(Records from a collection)
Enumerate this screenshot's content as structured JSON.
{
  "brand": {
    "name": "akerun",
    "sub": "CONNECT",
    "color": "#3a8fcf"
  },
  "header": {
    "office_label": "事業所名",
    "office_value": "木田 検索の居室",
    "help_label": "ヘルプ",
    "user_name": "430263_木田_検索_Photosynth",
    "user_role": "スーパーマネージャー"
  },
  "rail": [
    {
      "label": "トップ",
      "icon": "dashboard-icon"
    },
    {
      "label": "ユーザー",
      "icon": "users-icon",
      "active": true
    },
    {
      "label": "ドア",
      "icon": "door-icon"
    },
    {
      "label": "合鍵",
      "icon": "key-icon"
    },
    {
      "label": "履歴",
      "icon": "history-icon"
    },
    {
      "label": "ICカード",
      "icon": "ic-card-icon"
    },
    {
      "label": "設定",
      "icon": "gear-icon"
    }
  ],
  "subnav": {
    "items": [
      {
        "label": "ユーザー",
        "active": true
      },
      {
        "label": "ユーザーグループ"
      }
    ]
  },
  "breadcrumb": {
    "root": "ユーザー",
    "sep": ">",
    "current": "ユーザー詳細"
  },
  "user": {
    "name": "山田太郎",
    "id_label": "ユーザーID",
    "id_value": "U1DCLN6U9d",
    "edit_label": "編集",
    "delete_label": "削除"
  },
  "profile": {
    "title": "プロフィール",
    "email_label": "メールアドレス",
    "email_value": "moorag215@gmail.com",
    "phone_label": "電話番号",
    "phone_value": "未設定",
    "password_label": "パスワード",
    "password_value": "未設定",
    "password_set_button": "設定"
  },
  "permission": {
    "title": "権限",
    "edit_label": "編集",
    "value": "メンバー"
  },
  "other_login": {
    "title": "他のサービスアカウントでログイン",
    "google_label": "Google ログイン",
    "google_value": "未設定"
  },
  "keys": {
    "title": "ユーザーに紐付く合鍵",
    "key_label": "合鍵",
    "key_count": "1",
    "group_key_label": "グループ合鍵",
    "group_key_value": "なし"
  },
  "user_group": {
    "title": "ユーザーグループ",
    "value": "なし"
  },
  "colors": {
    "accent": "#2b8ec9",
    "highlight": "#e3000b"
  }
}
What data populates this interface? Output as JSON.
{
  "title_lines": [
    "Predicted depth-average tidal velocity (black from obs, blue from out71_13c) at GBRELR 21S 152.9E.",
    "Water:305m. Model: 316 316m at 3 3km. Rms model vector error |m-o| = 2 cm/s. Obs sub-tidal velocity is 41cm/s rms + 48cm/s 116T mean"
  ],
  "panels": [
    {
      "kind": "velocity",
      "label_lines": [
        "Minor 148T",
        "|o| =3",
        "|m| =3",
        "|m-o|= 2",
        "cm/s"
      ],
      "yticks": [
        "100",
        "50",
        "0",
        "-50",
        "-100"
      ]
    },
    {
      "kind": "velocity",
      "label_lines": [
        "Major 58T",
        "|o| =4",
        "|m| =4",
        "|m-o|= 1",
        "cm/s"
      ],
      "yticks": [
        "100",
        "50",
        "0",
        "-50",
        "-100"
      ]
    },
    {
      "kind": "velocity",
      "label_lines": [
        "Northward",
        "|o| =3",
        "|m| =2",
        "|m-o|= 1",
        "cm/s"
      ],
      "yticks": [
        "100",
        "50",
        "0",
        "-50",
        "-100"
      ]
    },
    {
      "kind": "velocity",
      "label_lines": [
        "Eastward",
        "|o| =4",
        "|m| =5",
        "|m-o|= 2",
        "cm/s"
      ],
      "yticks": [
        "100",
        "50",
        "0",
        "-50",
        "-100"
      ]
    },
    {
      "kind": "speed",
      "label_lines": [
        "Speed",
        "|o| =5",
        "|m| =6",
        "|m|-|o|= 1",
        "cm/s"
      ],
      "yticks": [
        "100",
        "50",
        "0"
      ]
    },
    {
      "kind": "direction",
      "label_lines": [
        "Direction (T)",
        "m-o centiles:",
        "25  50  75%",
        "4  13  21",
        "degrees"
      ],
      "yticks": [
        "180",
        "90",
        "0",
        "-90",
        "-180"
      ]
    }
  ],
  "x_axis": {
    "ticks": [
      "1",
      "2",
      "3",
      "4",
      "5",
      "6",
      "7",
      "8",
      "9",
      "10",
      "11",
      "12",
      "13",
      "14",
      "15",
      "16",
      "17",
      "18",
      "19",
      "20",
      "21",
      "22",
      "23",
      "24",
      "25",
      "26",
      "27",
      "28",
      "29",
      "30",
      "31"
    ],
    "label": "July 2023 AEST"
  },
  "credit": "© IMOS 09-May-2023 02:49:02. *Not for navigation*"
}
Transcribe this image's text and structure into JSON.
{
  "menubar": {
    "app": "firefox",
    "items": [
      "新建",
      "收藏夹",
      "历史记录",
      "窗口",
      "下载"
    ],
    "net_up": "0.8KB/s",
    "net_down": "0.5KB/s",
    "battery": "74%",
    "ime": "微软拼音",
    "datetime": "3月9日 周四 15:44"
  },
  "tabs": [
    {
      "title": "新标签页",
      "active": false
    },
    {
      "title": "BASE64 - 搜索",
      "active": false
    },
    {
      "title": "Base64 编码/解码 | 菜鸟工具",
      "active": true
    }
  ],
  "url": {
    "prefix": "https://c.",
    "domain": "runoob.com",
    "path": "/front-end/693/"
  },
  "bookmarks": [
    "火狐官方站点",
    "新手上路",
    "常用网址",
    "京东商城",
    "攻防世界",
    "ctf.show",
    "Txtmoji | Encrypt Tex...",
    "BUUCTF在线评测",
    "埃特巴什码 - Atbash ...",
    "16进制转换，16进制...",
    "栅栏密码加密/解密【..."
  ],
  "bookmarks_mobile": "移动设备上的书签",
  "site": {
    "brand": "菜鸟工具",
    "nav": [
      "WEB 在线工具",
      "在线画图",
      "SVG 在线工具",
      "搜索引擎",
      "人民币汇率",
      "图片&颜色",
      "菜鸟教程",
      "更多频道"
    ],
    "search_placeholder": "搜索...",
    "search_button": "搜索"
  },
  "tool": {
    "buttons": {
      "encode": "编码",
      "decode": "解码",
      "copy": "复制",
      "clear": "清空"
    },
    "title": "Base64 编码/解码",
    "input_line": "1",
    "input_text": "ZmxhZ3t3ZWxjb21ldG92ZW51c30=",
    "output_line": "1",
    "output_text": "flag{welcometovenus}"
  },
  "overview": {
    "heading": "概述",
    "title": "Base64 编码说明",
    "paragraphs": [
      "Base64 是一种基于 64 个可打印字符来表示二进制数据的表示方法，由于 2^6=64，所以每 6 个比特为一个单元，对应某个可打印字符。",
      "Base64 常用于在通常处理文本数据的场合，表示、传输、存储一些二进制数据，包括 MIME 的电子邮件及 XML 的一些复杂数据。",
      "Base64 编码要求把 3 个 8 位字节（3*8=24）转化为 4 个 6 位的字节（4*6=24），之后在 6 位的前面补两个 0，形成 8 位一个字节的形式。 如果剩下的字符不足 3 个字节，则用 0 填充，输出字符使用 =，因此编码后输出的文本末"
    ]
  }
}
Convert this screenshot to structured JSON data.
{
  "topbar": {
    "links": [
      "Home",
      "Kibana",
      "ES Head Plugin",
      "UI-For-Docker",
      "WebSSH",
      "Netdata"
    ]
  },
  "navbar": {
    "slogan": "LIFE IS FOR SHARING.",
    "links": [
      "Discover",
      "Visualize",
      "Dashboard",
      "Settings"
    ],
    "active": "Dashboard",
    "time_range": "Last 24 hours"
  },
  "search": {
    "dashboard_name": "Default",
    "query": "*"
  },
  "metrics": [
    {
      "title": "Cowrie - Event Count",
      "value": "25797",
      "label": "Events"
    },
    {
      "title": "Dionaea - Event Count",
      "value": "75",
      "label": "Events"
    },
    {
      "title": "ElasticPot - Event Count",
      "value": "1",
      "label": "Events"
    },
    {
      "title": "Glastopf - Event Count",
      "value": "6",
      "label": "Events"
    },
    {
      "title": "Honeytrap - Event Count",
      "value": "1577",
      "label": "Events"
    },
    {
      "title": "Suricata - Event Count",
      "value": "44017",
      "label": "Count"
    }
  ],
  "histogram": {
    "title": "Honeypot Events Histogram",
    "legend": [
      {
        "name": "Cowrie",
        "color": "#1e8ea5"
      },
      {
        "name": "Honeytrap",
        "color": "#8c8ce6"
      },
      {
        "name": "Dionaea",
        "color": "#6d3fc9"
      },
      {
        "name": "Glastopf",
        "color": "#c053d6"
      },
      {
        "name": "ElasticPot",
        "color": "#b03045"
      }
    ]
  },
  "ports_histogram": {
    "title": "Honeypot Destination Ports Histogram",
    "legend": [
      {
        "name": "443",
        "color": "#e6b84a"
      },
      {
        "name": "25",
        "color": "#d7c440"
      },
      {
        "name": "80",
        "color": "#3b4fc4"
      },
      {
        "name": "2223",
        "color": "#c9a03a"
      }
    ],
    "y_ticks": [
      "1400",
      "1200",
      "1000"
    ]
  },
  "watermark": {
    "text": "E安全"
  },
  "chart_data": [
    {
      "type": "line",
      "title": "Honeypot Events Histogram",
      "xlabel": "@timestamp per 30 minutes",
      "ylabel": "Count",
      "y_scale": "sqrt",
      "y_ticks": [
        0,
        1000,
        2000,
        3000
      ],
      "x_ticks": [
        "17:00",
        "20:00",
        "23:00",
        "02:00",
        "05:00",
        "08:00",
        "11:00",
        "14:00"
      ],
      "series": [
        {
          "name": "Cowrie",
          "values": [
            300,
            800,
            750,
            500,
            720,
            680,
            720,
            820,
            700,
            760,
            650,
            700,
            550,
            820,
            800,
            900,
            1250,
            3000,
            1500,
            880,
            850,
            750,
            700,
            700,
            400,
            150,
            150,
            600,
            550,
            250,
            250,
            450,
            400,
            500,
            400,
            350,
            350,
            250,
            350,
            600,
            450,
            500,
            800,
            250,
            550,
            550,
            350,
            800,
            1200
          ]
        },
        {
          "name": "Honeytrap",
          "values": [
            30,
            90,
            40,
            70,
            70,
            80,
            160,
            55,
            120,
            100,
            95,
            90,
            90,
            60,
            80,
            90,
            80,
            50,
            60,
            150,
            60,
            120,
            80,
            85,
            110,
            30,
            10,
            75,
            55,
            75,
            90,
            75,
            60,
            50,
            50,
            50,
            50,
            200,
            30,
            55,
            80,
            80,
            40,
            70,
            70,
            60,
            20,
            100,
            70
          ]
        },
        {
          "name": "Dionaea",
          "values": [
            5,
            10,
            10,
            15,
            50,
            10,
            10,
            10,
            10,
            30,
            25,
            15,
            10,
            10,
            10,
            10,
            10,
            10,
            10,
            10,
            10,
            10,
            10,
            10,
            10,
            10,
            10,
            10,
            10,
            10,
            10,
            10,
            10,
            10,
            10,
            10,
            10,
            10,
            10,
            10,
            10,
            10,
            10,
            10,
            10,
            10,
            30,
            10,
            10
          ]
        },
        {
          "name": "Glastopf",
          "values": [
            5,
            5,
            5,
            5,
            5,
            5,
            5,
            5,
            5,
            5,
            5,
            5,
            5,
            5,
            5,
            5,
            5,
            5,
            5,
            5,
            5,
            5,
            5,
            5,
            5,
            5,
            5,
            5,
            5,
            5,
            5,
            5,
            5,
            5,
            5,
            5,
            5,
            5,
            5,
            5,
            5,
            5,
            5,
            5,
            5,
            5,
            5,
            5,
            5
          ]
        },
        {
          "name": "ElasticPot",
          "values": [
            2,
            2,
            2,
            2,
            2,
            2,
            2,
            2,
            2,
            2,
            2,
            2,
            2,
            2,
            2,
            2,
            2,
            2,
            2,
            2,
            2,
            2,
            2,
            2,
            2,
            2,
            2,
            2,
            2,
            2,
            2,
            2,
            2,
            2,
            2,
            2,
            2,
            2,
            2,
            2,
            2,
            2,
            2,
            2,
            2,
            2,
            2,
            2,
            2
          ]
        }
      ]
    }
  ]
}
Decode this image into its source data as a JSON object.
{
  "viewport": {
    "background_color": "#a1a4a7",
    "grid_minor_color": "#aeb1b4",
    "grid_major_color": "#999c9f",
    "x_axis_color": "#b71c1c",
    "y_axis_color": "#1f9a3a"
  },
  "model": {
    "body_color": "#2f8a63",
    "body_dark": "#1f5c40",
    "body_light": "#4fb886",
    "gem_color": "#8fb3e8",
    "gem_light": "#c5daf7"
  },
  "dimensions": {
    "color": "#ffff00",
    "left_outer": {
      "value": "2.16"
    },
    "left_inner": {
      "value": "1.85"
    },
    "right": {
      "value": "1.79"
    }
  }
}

## What is asked
Only the lines from the one containing "Decode this image" to the end of the records should be repeated, exactly as they appear.

## Complete answer
Decode this image into its source data as a JSON object.
{
  "viewport": {
    "background_color": "#a1a4a7",
    "grid_minor_color": "#aeb1b4",
    "grid_major_color": "#999c9f",
    "x_axis_color": "#b71c1c",
    "y_axis_color": "#1f9a3a"
  },
  "model": {
    "body_color": "#2f8a63",
    "body_dark": "#1f5c40",
    "body_light": "#4fb886",
    "gem_color": "#8fb3e8",
    "gem_light": "#c5daf7"
  },
  "dimensions": {
    "color": "#ffff00",
    "left_outer": {
      "value": "2.16"
    },
    "left_inner": {
      "value": "1.85"
    },
    "right": {
      "value": "1.79"
    }
  }
}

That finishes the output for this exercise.